§ **Short exercise**:
Pick out the lines below that include the string "like".

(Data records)
____________________
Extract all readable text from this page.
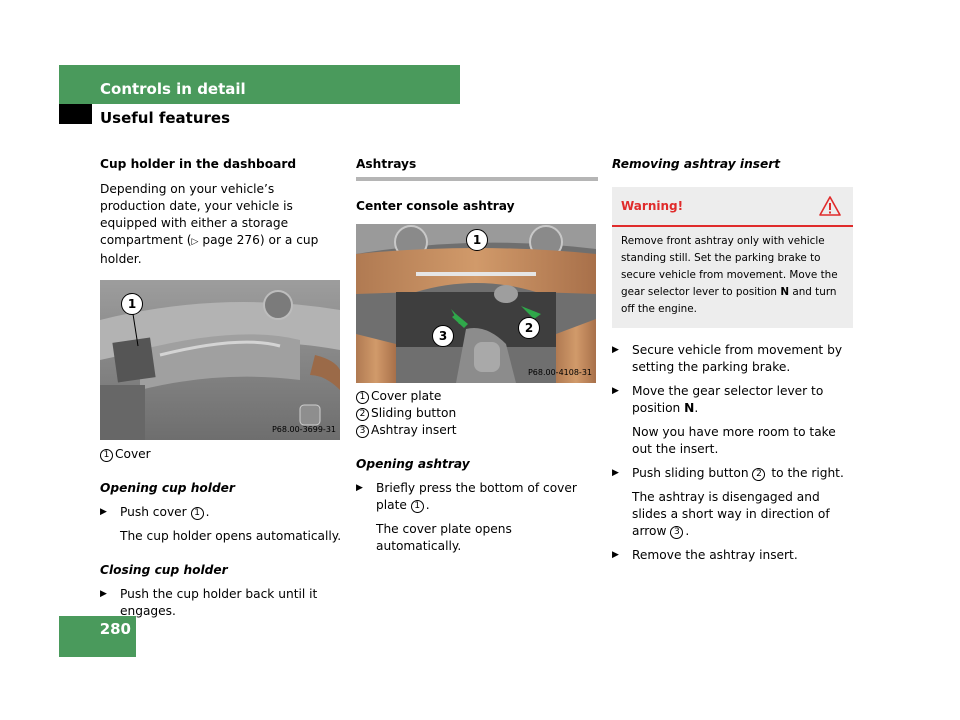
Controls in detail
Useful features
280

Cup holder in the dashboard

Depending on your vehicle’s production date, your vehicle is equipped with either a storage compartment (▷ page 276) or a cup holder.

1
P68.00-3699-31

1 Cover

Opening cup holder

▶	Push cover 1 .

The cup holder opens automatically.

Closing cup holder

▶	Push the cup holder back until it engages.

Ashtrays

Center console ashtray

1
2
3
P68.00-4108-31

1 Cover plate

2 Sliding button

3 Ashtray insert

Opening ashtray

▶	Briefly press the bottom of cover plate 1 .

The cover plate opens automatically.

Removing ashtray insert

Warning!
Remove front ashtray only with vehicle standing still. Set the parking brake to secure vehicle from movement. Move the gear selector lever to position N and turn off the engine.
▶	Secure vehicle from movement by setting the parking brake.
▶	Move the gear selector lever to position N.

Now you have more room to take out the insert.

▶	Push sliding button 2 to the right.

The ashtray is disengaged and slides a short way in direction of arrow 3 .

▶	Remove the ashtray insert.
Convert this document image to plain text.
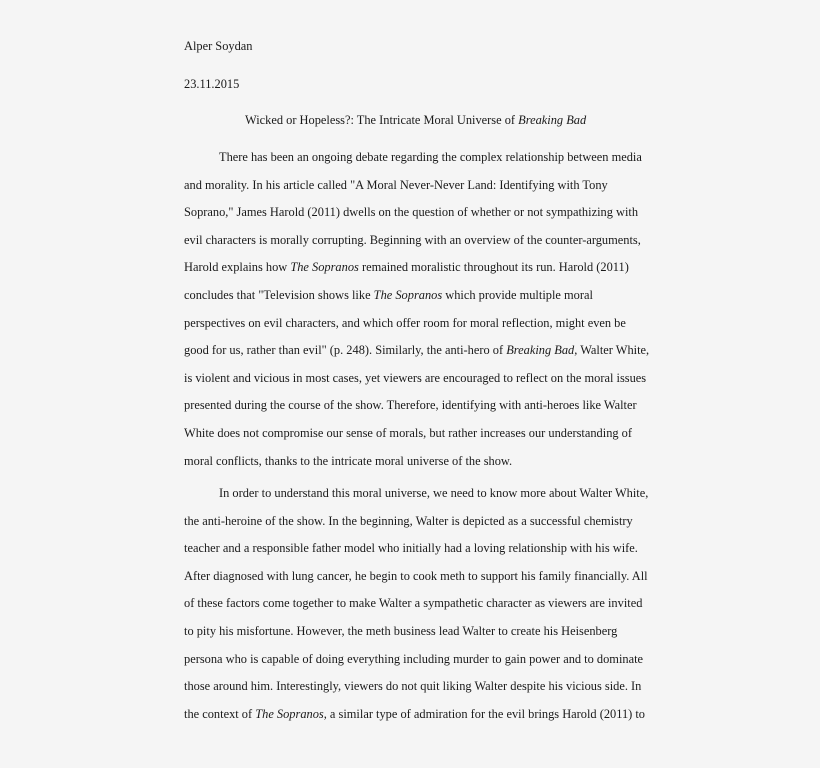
Alper Soydan
23.11.2015
Wicked or Hopeless?: The Intricate Moral Universe of Breaking Bad
There has been an ongoing debate regarding the complex relationship between media
and morality. In his article called "A Moral Never-Never Land: Identifying with Tony
Soprano," James Harold (2011) dwells on the question of whether or not sympathizing with
evil characters is morally corrupting. Beginning with an overview of the counter-arguments,
Harold explains how The Sopranos remained moralistic throughout its run. Harold (2011)
concludes that "Television shows like The Sopranos which provide multiple moral
perspectives on evil characters, and which offer room for moral reflection, might even be
good for us, rather than evil" (p. 248). Similarly, the anti-hero of Breaking Bad, Walter White,
is violent and vicious in most cases, yet viewers are encouraged to reflect on the moral issues
presented during the course of the show. Therefore, identifying with anti-heroes like Walter
White does not compromise our sense of morals, but rather increases our understanding of
moral conflicts, thanks to the intricate moral universe of the show.
In order to understand this moral universe, we need to know more about Walter White,
the anti-heroine of the show. In the beginning, Walter is depicted as a successful chemistry
teacher and a responsible father model who initially had a loving relationship with his wife.
After diagnosed with lung cancer, he begin to cook meth to support his family financially. All
of these factors come together to make Walter a sympathetic character as viewers are invited
to pity his misfortune. However, the meth business lead Walter to create his Heisenberg
persona who is capable of doing everything including murder to gain power and to dominate
those around him. Interestingly, viewers do not quit liking Walter despite his vicious side. In
the context of The Sopranos, a similar type of admiration for the evil brings Harold (2011) to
____________________
§ **Full response**:
concludes that "Television shows like The Sopranos which provide multiple moral
presented during the course of the show. Therefore, identifying with anti-heroes like Walter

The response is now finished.